**Task:** All of the lines below are to be printed again exactly; images are excluded from the output.

**Material provided:**
/---
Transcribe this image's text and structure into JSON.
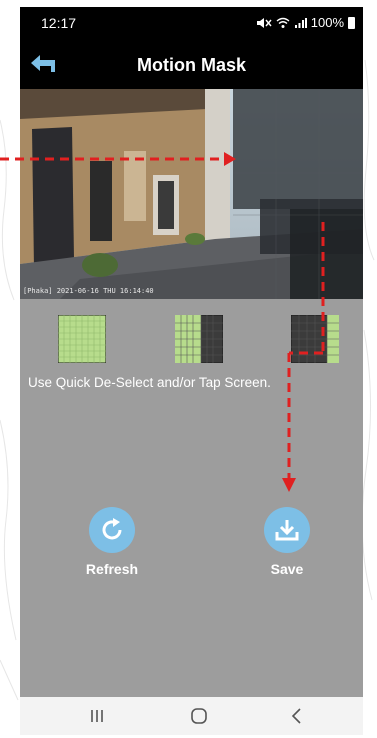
{
  "status_bar": {
    "time": "12:17",
    "battery": "100%"
  },
  "header": {
    "title": "Motion Mask"
  },
  "camera": {
    "timestamp": "[Phaka] 2021-06-16 THU 16:14:40"
  },
  "presets": [
    {
      "name": "full-area",
      "icon": "full-grid-icon"
    },
    {
      "name": "left-half",
      "icon": "half-grid-icon"
    },
    {
      "name": "right-strip",
      "icon": "strip-grid-icon"
    }
  ],
  "instructions": "Use Quick De-Select and/or Tap Screen.",
  "actions": {
    "refresh_label": "Refresh",
    "save_label": "Save"
  },
  "colors": {
    "accent": "#7dbfe6",
    "mask_active": "#b7dc8c",
    "mask_inactive": "#3b3b3b",
    "annotation": "#e02020"
  }
}
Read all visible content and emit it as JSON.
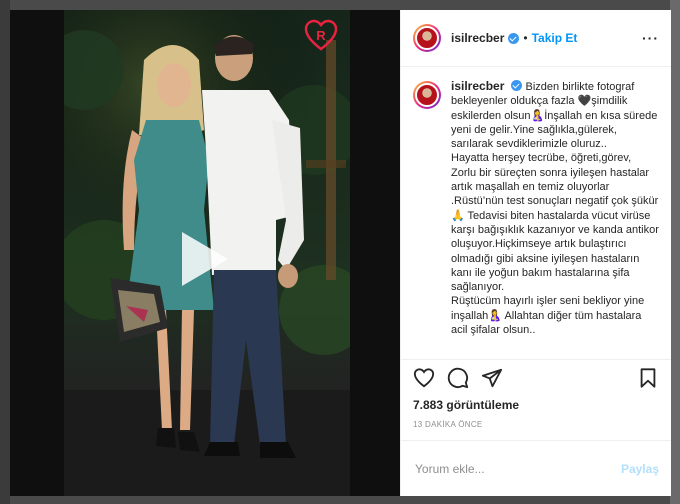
{
  "post": {
    "username": "isilrecber",
    "follow_label": "Takip Et",
    "caption_user": "isilrecber",
    "caption": "Bizden birlikte fotograf bekleyenler oldukça fazla 🖤şimdilik eskilerden olsun🤱İnşallah en kısa sürede yeni de gelir.Yine sağlıkla,gülerek, sarılarak sevdiklerimizle oluruz..\nHayatta herşey tecrübe, öğreti,görev, Zorlu bir süreçten sonra iyileşen hastalar artık maşallah en temiz oluyorlar .Rüstü’nün test sonuçları negatif çok şükür🙏 Tedavisi biten hastalarda vücut virüse karşı bağışıklık kazanıyor ve kanda antikor oluşuyor.Hiçkimseye artık bulaştırıcı olmadığı gibi aksine iyileşen hastaların kanı ile yoğun bakım hastalarına şifa sağlanıyor.\nRüştücüm hayırlı işler seni bekliyor yine inşallah🤱 Allahtan diğer tüm hastalara acil şifalar olsun..",
    "views": "7.883 görüntüleme",
    "time_ago": "13 DAKİKA ÖNCE",
    "comment_placeholder": "Yorum ekle...",
    "post_button": "Paylaş",
    "media_badge": "R"
  },
  "icons": {
    "like": "heart-icon",
    "comment": "comment-icon",
    "share": "paper-plane-icon",
    "save": "bookmark-icon",
    "more": "more-options-icon",
    "play": "play-icon"
  },
  "colors": {
    "link_blue": "#0095f6",
    "verified_blue": "#3897f0",
    "post_disabled": "#b2dffc",
    "badge_red": "#e8233f"
  }
}
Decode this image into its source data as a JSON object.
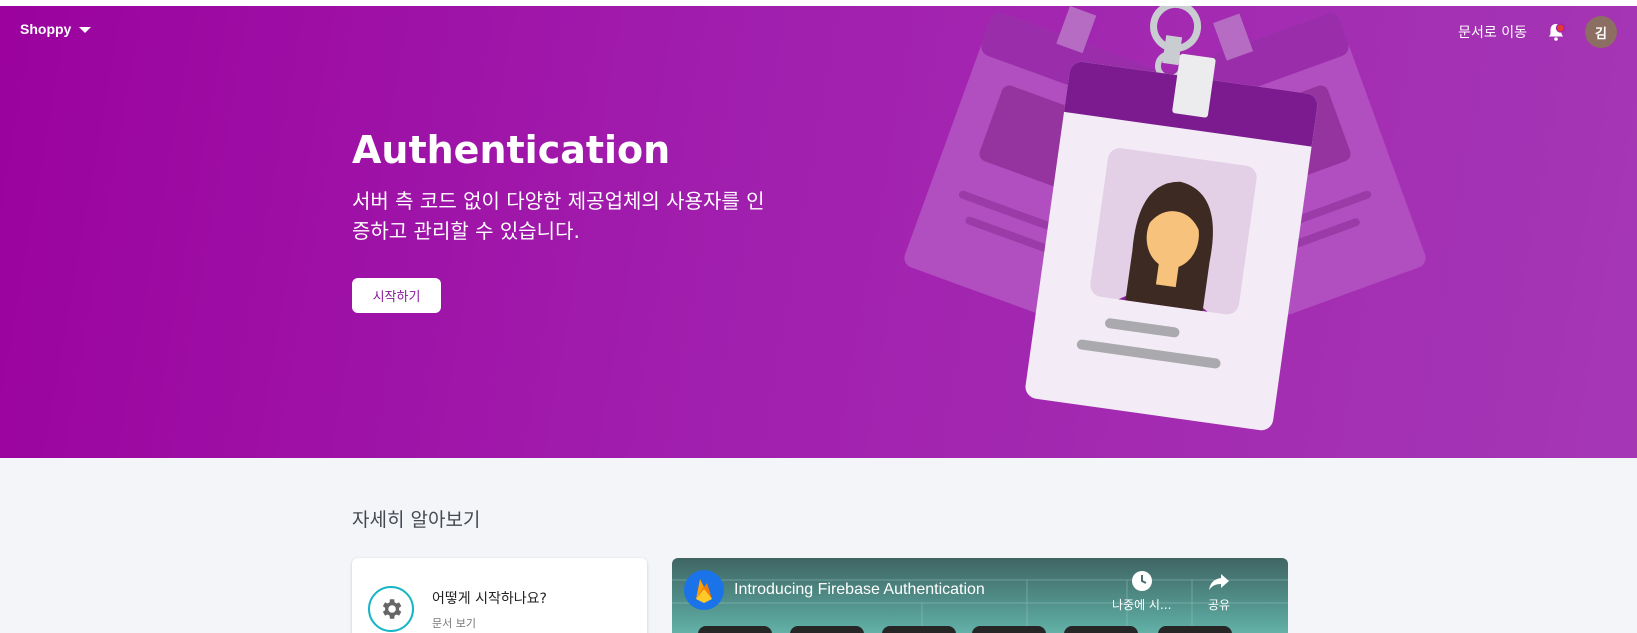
{
  "header": {
    "project_name": "Shoppy",
    "docs_link": "문서로 이동",
    "avatar_initial": "김"
  },
  "hero": {
    "title": "Authentication",
    "description": "서버 측 코드 없이 다양한 제공업체의 사용자를 인증하고 관리할 수 있습니다.",
    "cta_label": "시작하기"
  },
  "learn_more": {
    "section_title": "자세히 알아보기",
    "card": {
      "title": "어떻게 시작하나요?",
      "subtitle": "문서 보기"
    },
    "video": {
      "title": "Introducing Firebase Authentication",
      "watch_later_label": "나중에 시...",
      "share_label": "공유"
    }
  },
  "colors": {
    "hero_start": "#9b029e",
    "hero_end": "#a537b5",
    "accent_cyan": "#17b6c7",
    "button_text": "#8a1a9b"
  },
  "icons": [
    "chevron-down-icon",
    "bell-icon",
    "gear-icon",
    "firebase-logo-icon",
    "clock-icon",
    "share-icon"
  ]
}
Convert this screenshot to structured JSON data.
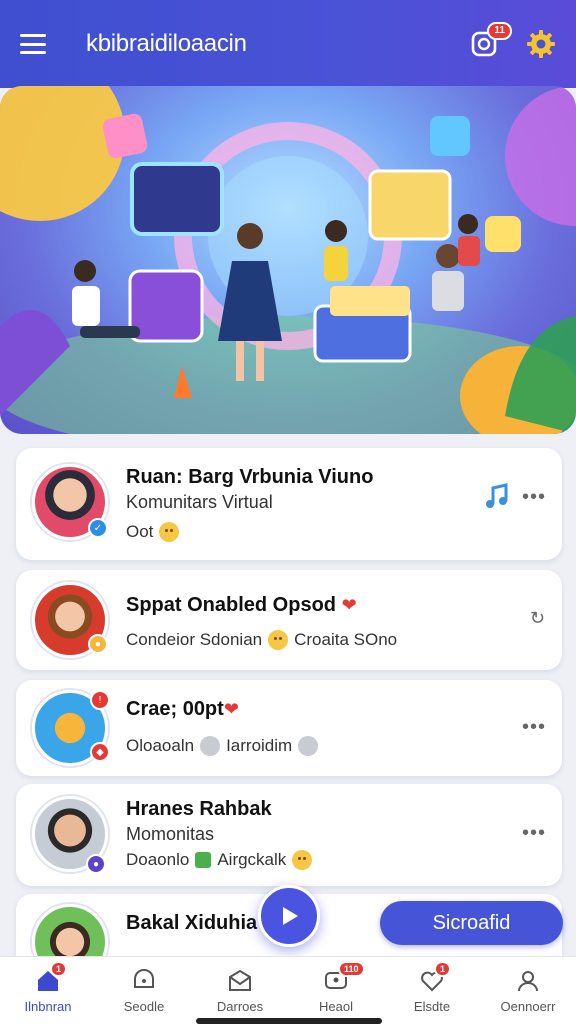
{
  "header": {
    "title": "kbibraidiloaacin",
    "notification_badge": "11"
  },
  "list": [
    {
      "title": "Ruan: Barg Vrbunia Viuno",
      "subtitle": "Komunitars Virtual",
      "line": "Oot"
    },
    {
      "title": "Sppat Onabled Opsod",
      "subtitle": "",
      "line_a": "Condeior Sdonian",
      "line_b": "Croaita SOno"
    },
    {
      "title": "Crae; 00pt",
      "subtitle": "",
      "line_a": "Oloaoaln",
      "line_b": "Iarroidim"
    },
    {
      "title": "Hranes Rahbak",
      "subtitle": "Momonitas",
      "line_a": "Doaonlo",
      "line_b": "Airgckalk"
    },
    {
      "title": "Bakal Xiduhia",
      "subtitle": ""
    }
  ],
  "cta": {
    "label": "Sicroafid"
  },
  "nav": [
    {
      "label": "Ilnbnran",
      "badge": "1"
    },
    {
      "label": "Seodle",
      "badge": ""
    },
    {
      "label": "Darroes",
      "badge": ""
    },
    {
      "label": "Heaol",
      "badge": "110"
    },
    {
      "label": "Elsdte",
      "badge": "1"
    },
    {
      "label": "Oennoerr",
      "badge": ""
    }
  ],
  "colors": {
    "primary": "#4a52d6",
    "accent": "#e53935",
    "surface": "#ffffff"
  }
}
\---
**Result for this task:**
Transcribe this image's text and structure into JSON.
{
  "status_bar": {
    "time": "12:17",
    "battery": "100%"
  },
  "header": {
    "title": "Motion Mask"
  },
  "camera": {
    "timestamp": "[Phaka] 2021-06-16 THU 16:14:40"
  },
  "presets": [
    {
      "name": "full-area",
      "icon": "full-grid-icon"
    },
    {
      "name": "left-half",
      "icon": "half-grid-icon"
    },
    {
      "name": "right-strip",
      "icon": "strip-grid-icon"
    }
  ],
  "instructions": "Use Quick De-Select and/or Tap Screen.",
  "actions": {
    "refresh_label": "Refresh",
    "save_label": "Save"
  },
  "colors": {
    "accent": "#7dbfe6",
    "mask_active": "#b7dc8c",
    "mask_inactive": "#3b3b3b",
    "annotation": "#e02020"
  }
}
Read all visible content and emit it as JSON.
{
  "post": {
    "username": "isilrecber",
    "follow_label": "Takip Et",
    "caption_user": "isilrecber",
    "caption": "Bizden birlikte fotograf bekleyenler oldukça fazla 🖤şimdilik eskilerden olsun🤱İnşallah en kısa sürede yeni de gelir.Yine sağlıkla,gülerek, sarılarak sevdiklerimizle oluruz..\nHayatta herşey tecrübe, öğreti,görev, Zorlu bir süreçten sonra iyileşen hastalar artık maşallah en temiz oluyorlar .Rüstü’nün test sonuçları negatif çok şükür🙏 Tedavisi biten hastalarda vücut virüse karşı bağışıklık kazanıyor ve kanda antikor oluşuyor.Hiçkimseye artık bulaştırıcı olmadığı gibi aksine iyileşen hastaların kanı ile yoğun bakım hastalarına şifa sağlanıyor.\nRüştücüm hayırlı işler seni bekliyor yine inşallah🤱 Allahtan diğer tüm hastalara acil şifalar olsun..",
    "views": "7.883 görüntüleme",
    "time_ago": "13 DAKİKA ÖNCE",
    "comment_placeholder": "Yorum ekle...",
    "post_button": "Paylaş",
    "media_badge": "R"
  },
  "icons": {
    "like": "heart-icon",
    "comment": "comment-icon",
    "share": "paper-plane-icon",
    "save": "bookmark-icon",
    "more": "more-options-icon",
    "play": "play-icon"
  },
  "colors": {
    "link_blue": "#0095f6",
    "verified_blue": "#3897f0",
    "post_disabled": "#b2dffc",
    "badge_red": "#e8233f"
  }
}
Decode this image into its source data as a JSON object.
{
  "header": {
    "project_name": "Shoppy",
    "docs_link": "문서로 이동",
    "avatar_initial": "김"
  },
  "hero": {
    "title": "Authentication",
    "description": "서버 측 코드 없이 다양한 제공업체의 사용자를 인증하고 관리할 수 있습니다.",
    "cta_label": "시작하기"
  },
  "learn_more": {
    "section_title": "자세히 알아보기",
    "card": {
      "title": "어떻게 시작하나요?",
      "subtitle": "문서 보기"
    },
    "video": {
      "title": "Introducing Firebase Authentication",
      "watch_later_label": "나중에 시...",
      "share_label": "공유"
    }
  },
  "colors": {
    "hero_start": "#9b029e",
    "hero_end": "#a537b5",
    "accent_cyan": "#17b6c7",
    "button_text": "#8a1a9b"
  },
  "icons": [
    "chevron-down-icon",
    "bell-icon",
    "gear-icon",
    "firebase-logo-icon",
    "clock-icon",
    "share-icon"
  ]
}
Convert this screenshot to structured JSON data.
{
  "header": {
    "title": "kbibraidiloaacin",
    "notification_badge": "11"
  },
  "list": [
    {
      "title": "Ruan: Barg Vrbunia Viuno",
      "subtitle": "Komunitars Virtual",
      "line": "Oot"
    },
    {
      "title": "Sppat Onabled Opsod",
      "subtitle": "",
      "line_a": "Condeior Sdonian",
      "line_b": "Croaita SOno"
    },
    {
      "title": "Crae; 00pt",
      "subtitle": "",
      "line_a": "Oloaoaln",
      "line_b": "Iarroidim"
    },
    {
      "title": "Hranes Rahbak",
      "subtitle": "Momonitas",
      "line_a": "Doaonlo",
      "line_b": "Airgckalk"
    },
    {
      "title": "Bakal Xiduhia",
      "subtitle": ""
    }
  ],
  "cta": {
    "label": "Sicroafid"
  },
  "nav": [
    {
      "label": "Ilnbnran",
      "badge": "1"
    },
    {
      "label": "Seodle",
      "badge": ""
    },
    {
      "label": "Darroes",
      "badge": ""
    },
    {
      "label": "Heaol",
      "badge": "110"
    },
    {
      "label": "Elsdte",
      "badge": "1"
    },
    {
      "label": "Oennoerr",
      "badge": ""
    }
  ],
  "colors": {
    "primary": "#4a52d6",
    "accent": "#e53935",
    "surface": "#ffffff"
  }
}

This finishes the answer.